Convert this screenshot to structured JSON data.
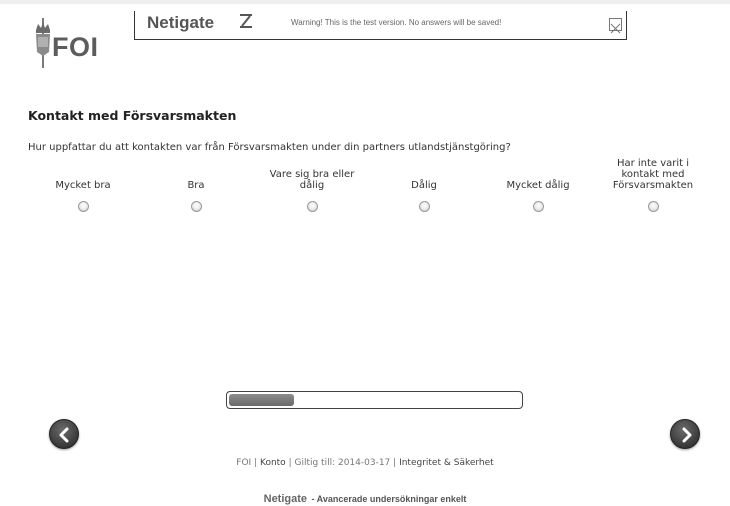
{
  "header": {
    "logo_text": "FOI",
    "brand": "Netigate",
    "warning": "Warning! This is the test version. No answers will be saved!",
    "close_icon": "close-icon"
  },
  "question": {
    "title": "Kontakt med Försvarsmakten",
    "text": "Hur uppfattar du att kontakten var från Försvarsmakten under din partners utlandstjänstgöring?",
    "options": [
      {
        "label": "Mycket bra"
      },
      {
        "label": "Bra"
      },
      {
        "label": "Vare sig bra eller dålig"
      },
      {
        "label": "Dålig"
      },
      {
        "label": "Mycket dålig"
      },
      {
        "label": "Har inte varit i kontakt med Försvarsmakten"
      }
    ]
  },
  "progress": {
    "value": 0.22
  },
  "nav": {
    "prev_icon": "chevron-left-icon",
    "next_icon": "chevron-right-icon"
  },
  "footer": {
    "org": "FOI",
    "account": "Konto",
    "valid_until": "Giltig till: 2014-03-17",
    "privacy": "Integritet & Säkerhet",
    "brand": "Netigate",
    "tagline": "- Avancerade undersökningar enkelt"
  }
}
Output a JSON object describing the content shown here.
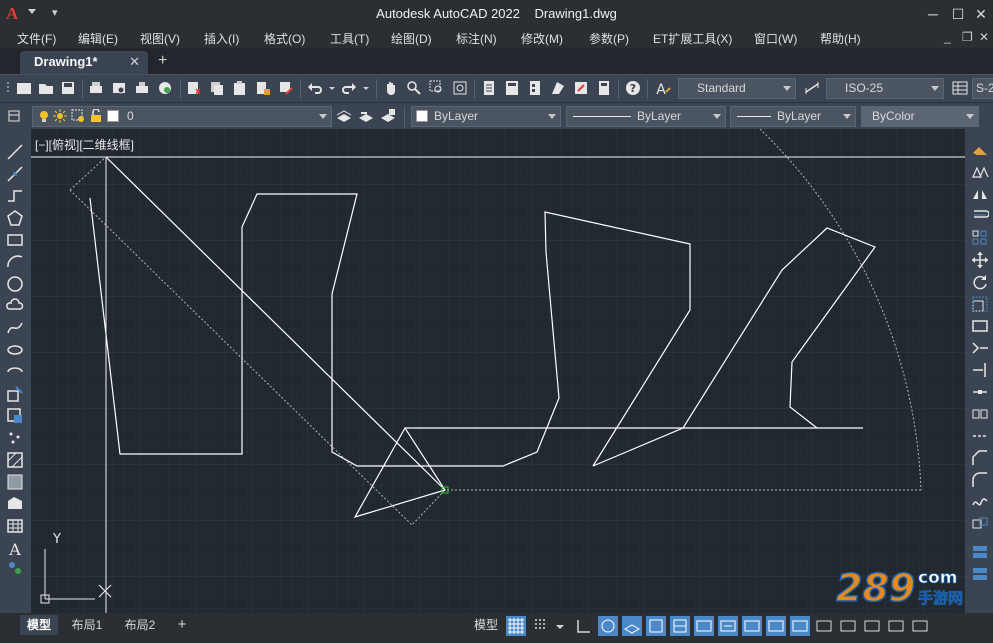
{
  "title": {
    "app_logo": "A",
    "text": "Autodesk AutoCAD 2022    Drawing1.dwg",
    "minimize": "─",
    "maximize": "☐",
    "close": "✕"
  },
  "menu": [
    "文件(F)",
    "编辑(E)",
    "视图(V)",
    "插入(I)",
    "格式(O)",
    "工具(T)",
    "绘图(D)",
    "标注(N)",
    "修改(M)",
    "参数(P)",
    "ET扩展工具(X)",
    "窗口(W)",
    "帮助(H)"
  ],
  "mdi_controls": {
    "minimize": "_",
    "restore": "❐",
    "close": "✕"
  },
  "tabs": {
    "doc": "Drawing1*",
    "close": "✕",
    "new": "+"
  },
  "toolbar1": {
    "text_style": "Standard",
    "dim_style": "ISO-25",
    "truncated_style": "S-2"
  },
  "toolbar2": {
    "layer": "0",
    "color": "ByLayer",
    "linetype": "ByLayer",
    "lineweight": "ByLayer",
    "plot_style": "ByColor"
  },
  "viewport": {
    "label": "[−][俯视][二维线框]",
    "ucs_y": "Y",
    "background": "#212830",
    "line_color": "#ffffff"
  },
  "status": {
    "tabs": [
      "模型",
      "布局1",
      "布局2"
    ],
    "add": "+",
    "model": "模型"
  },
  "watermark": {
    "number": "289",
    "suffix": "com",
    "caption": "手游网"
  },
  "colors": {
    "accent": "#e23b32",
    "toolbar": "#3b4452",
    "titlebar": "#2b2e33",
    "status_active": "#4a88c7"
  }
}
☆ ☆ ☆
▶ **SET PROBLEM**:
Tally the lines of the listing above that include the word "JSON". Answer with the number alone.

▶ **FULL RESPONSE**:
2